Interviews
‘The Gorge’ Director Scott Derrickson Discusses His Genre-Bending Creature Feature [Interview]
The world’s most dangerous secret lies within The Gorge, and Scott Derrickson isn’t about to spoil it.
The Sinister and The Black Phone director sat down with Bloody Disgusting to discuss his genre-bending new film, which offers something for everyone this Valentine’s Day with action-packed thrills, passionate romance, sci-fi intrigue, and horrific creatures.
The originality of the concept, scripted by Zach Dean (The Tomorrow War), attracted Derrickson to The Gorge. “When Skydance sent me the script, I just got excited about the idea of a big event movie that’s not a sequel or a franchise or IP, but is an original story blending a lot of different genres.”
Miles Teller (Top Gun: Maverick) and Anya Taylor-Joy (The Witch) star as two highly-trained operatives who grow close from a distance after being sent to guard opposite sides of a mysterious gorge. When an evil below emerges, they must work together to survive what lies within.
“I tend to cast pretty well,” Derrickson remarks. “I had to first of all believe in each of the actors as an elite sniper, which in this case I just did. That eliminates a lot of actors from possibly casting. Beyond that, they’re both really good at playing nuanced choices. They’re very good at intimate scenes. I just had a suspicion they would have good chemistry, which they did. It was great.”
Derrickson says it was “a bucket list experience” directing Sigourney Weaver in the film. “She’s everything you’d hope she’d be. She’s really dedicated, very disciplined in the craft. She cares about the movie, wants to understand the movie as a whole and incredibly warm to everybody on set. Everybody loved her. It was terrific.”

Although the threat that lurks inside the gorge is being kept under wraps, Derrickson delved into the creature design process.
“When you’re dealing with creature effects, you have to start at the concept art stage. You have to talk to artists about what your vision is, what you want, and they start to generate images. You give notes on that, build on that and splinter off into more exploration. On this one, we did a tremendous amount of artwork before landing on all the different individual creature designs in the film.”

> **Stored data**

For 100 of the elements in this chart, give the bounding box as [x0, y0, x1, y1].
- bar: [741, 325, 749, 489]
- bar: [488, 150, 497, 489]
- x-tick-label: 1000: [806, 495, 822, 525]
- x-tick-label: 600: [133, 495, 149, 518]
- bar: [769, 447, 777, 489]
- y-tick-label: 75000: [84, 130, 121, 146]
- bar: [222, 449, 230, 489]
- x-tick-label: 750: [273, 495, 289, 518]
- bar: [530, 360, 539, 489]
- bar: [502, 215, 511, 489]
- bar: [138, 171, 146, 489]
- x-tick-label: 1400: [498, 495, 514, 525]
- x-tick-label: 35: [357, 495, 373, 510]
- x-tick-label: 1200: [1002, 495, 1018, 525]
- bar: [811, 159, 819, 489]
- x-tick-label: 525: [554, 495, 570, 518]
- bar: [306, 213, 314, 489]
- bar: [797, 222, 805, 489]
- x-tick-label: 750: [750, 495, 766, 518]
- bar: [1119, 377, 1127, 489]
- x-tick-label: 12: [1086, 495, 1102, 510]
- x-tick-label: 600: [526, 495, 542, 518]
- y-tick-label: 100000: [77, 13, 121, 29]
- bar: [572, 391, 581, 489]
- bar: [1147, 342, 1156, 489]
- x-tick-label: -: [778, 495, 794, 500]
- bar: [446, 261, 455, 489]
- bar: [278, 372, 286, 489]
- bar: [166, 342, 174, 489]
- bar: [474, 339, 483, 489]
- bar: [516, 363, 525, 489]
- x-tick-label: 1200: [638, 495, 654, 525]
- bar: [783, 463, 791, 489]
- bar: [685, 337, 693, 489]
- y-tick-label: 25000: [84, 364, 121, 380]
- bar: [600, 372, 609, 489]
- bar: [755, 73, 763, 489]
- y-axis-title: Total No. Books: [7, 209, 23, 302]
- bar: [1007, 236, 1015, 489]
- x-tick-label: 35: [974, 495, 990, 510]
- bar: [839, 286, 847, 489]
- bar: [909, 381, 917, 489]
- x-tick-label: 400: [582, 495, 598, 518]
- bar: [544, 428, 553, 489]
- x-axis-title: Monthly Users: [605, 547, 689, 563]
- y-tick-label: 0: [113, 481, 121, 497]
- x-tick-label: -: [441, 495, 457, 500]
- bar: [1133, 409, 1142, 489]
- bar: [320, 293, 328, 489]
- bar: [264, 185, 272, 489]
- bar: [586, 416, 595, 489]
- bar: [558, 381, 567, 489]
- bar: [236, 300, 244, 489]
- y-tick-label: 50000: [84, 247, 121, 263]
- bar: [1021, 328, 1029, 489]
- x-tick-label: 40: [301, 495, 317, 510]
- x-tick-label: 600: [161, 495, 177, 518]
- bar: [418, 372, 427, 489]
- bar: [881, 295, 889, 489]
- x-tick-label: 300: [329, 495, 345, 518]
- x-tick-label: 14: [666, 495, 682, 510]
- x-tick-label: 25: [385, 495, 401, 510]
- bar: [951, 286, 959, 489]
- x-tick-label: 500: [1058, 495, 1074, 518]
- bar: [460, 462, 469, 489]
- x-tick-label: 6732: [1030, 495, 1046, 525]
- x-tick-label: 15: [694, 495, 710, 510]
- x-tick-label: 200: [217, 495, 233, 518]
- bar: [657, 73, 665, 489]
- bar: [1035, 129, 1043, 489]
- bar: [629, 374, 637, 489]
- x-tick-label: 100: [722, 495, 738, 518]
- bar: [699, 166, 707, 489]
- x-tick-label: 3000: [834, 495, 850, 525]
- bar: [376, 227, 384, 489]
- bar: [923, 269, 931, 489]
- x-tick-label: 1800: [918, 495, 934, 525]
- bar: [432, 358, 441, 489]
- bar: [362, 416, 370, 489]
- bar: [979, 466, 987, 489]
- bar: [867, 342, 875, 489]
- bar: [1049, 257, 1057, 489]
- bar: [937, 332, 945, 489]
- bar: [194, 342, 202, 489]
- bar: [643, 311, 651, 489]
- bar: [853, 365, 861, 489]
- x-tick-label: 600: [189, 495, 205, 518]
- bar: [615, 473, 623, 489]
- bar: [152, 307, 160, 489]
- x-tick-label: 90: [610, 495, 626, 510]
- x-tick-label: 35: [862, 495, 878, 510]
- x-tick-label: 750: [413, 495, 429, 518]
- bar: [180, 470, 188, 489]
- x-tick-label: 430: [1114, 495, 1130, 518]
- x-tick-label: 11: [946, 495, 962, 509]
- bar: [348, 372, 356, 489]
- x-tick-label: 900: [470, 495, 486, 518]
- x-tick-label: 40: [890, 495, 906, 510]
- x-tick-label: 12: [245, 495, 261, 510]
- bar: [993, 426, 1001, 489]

> **Required action A**
In the interview, who wrote the script for The Gorge?
> **Required action B**
From the interview, reproduce the passage starting at "Miles Teller (Top" and ending at "what lies within.".

> **Written solution A**
Zach Dean

> **Written solution B**
Miles Teller (Top Gun: Maverick) and Anya Taylor-Joy (The Witch) star as two highly-trained operatives who grow close from a distance after being sent to guard opposite sides of a mysterious gorge. When an evil below emerges, they must work together to survive what lies within.